**DATA EXCERPTS**
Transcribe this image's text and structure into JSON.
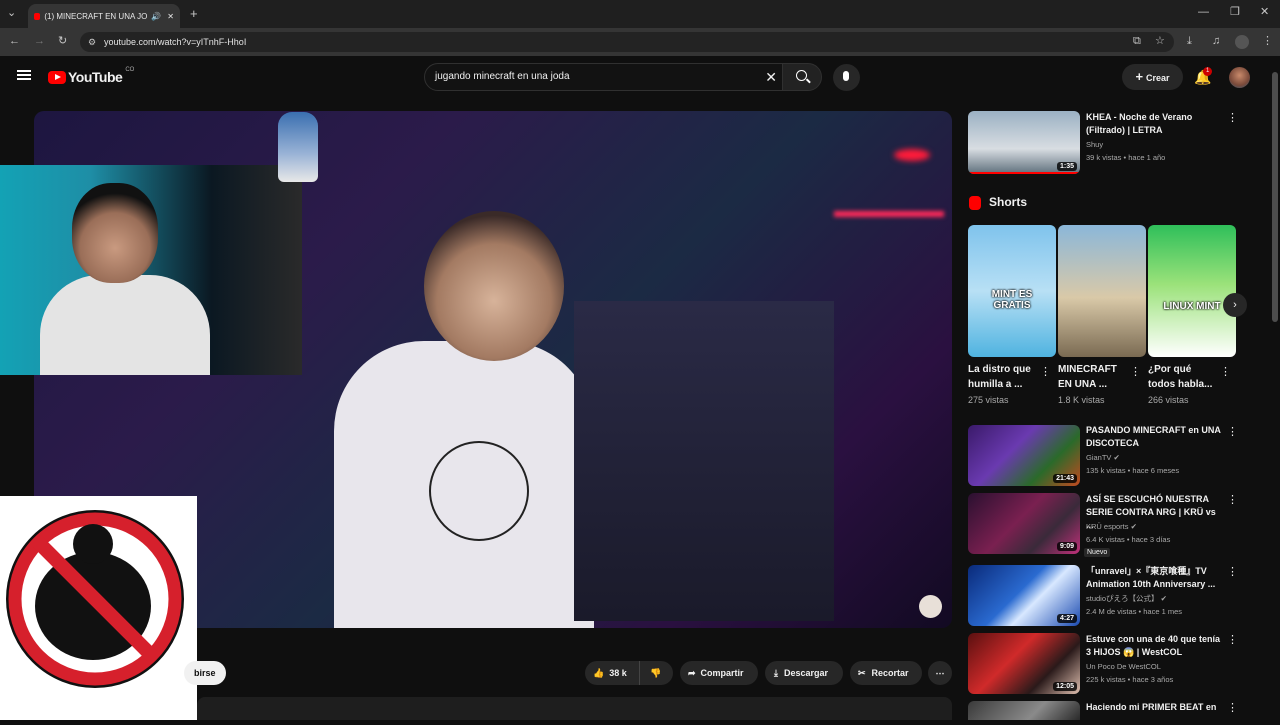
{
  "browser": {
    "tab_title": "(1) MINECRAFT EN UNA JO",
    "url": "youtube.com/watch?v=yITnhF-HhoI"
  },
  "youtube": {
    "logo_text": "YouTube",
    "country": "CO",
    "search_value": "jugando minecraft en una joda",
    "create_label": "Crear",
    "notifications_count": "1"
  },
  "video": {
    "subscribe_partial": "birse",
    "likes": "38 k",
    "share_label": "Compartir",
    "download_label": "Descargar",
    "clip_label": "Recortar"
  },
  "sidebar": {
    "top_video": {
      "title": "KHEA - Noche de Verano (Filtrado) | LETRA",
      "channel": "Shuy",
      "meta": "39 k vistas • hace 1 año",
      "duration": "1:35"
    },
    "shorts_title": "Shorts",
    "shorts": [
      {
        "title": "La distro que humilla a ...",
        "views": "275 vistas",
        "overlay": "MINT ES GRATIS"
      },
      {
        "title": "MINECRAFT EN UNA ...",
        "views": "1.8 K vistas",
        "overlay": ""
      },
      {
        "title": "¿Por qué todos habla...",
        "views": "266 vistas",
        "overlay": "LINUX MINT"
      }
    ],
    "videos": [
      {
        "title": "PASANDO MINECRAFT en UNA DISCOTECA",
        "channel": "GianTV",
        "meta": "135 k vistas • hace 6 meses",
        "duration": "21:43",
        "badge": ""
      },
      {
        "title": "ASÍ SE ESCUCHÓ NUESTRA SERIE CONTRA NRG | KRÜ vs ...",
        "channel": "KRÜ esports",
        "meta": "6.4 K vistas • hace 3 días",
        "duration": "9:09",
        "badge": "Nuevo"
      },
      {
        "title": "「unravel」×『東京喰種』TV Animation 10th Anniversary ...",
        "channel": "studioぴえろ【公式】",
        "meta": "2.4 M de vistas • hace 1 mes",
        "duration": "4:27",
        "badge": ""
      },
      {
        "title": "Estuve con una de 40 que tenía 3 HIJOS 😱 | WestCOL",
        "channel": "Un Poco De WestCOL",
        "meta": "225 k vistas • hace 3 años",
        "duration": "12:05",
        "badge": ""
      },
      {
        "title": "Haciendo mi PRIMER BEAT en",
        "channel": "",
        "meta": "",
        "duration": "",
        "badge": ""
      }
    ]
  }
}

**WHAT IS EXPECTED**
What is the number of lines that hold the string "MINT"? Reply with that number alone.

**ANSWER TO THE TASK**
2